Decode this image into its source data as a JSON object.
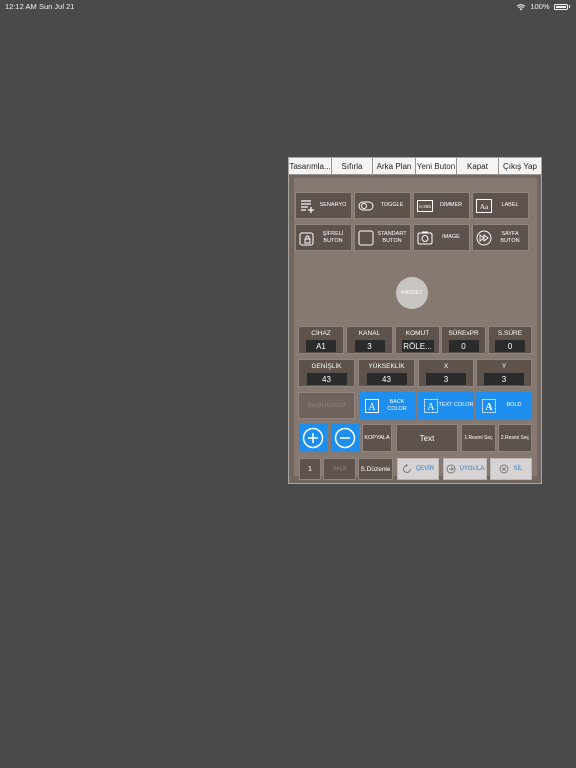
{
  "status": {
    "time": "12:12 AM",
    "date": "Sun Jul 21",
    "battery": "100%"
  },
  "tabs": [
    {
      "label": "Tasarımla..."
    },
    {
      "label": "Sıfırla"
    },
    {
      "label": "Arka Plan"
    },
    {
      "label": "Yeni Buton",
      "active": true
    },
    {
      "label": "Kapat"
    },
    {
      "label": "Çıkış Yap"
    }
  ],
  "tools": {
    "senaryo": "SENARYO",
    "toggle": "TOGGLE",
    "dimmer": "DİMMER",
    "label": "LABEL",
    "sifreli": "ŞİFRELİ BUTON",
    "standart": "STANDART BUTON",
    "image": "IMAGE",
    "sayfa": "SAYFA BUTON",
    "dimmer_icon_text": "0-255",
    "label_icon_text": "Aa"
  },
  "save_label": "KAYDET",
  "fields": {
    "cihaz": {
      "label": "CİHAZ",
      "value": "A1"
    },
    "kanal": {
      "label": "KANAL",
      "value": "3"
    },
    "komut": {
      "label": "KOMUT",
      "value": "RÖLE..."
    },
    "surexpr": {
      "label": "SÜRExPR",
      "value": "0"
    },
    "ssure": {
      "label": "S.SÜRE",
      "value": "0"
    },
    "genislik": {
      "label": "GENİŞLİK",
      "value": "43"
    },
    "yukseklik": {
      "label": "YÜKSEKLİK",
      "value": "43"
    },
    "x": {
      "label": "X",
      "value": "3"
    },
    "y": {
      "label": "Y",
      "value": "3"
    }
  },
  "style_buttons": {
    "disabled": "Seçili Kontrol",
    "back_color": "BACK COLOR",
    "text_color": "TEXT COLOR",
    "bold": "BOLD"
  },
  "row5": {
    "kopyala": "KOPYALA",
    "text": "Text",
    "resim1": "1.Resmi Seç",
    "resim2": "2.Resmi Seç"
  },
  "row6": {
    "number": "1",
    "number_hint": "Seçili",
    "sduzenle": "S.Düzenle",
    "cevir": "ÇEVİR",
    "uygula": "UYGULA",
    "sil": "SİL"
  },
  "colors": {
    "accent": "#1e8fee",
    "panel": "#726660",
    "background": "#4a4a4a"
  }
}
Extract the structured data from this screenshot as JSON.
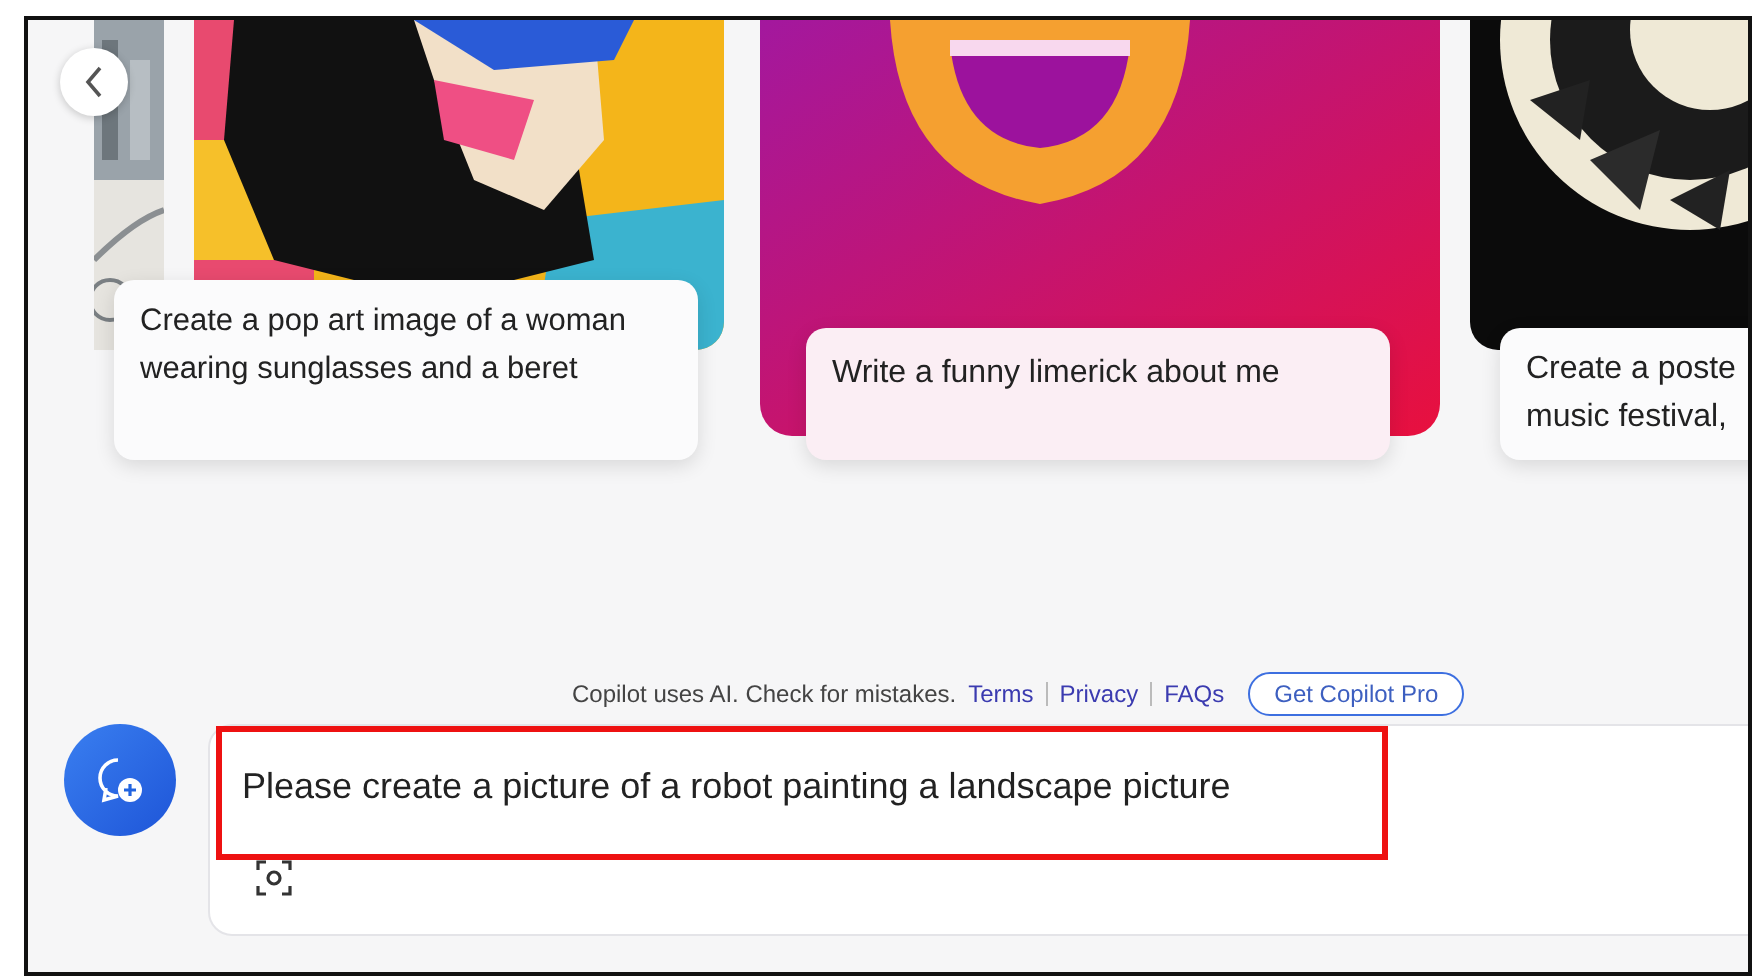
{
  "suggestions": [
    {
      "kind": "street"
    },
    {
      "kind": "popart",
      "caption": "Create a pop art image of a woman wearing sunglasses and a beret"
    },
    {
      "kind": "smiley",
      "caption": "Write a funny limerick about me"
    },
    {
      "kind": "poster",
      "caption": "Create a poste\nmusic festival,"
    }
  ],
  "footer": {
    "notice": "Copilot uses AI. Check for mistakes.",
    "links": [
      "Terms",
      "Privacy",
      "FAQs"
    ],
    "pro_button": "Get Copilot Pro"
  },
  "composer": {
    "value": "Please create a picture of a robot painting a landscape picture",
    "highlighted": true
  }
}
________________________
## AIM OF THE EXERCISE
In the records above, locate the lines holding the word "this". Copy each of them.

## RESPONSE
Decode this image into its source data as a JSON object.
Extract the structured data from this screenshot as JSON.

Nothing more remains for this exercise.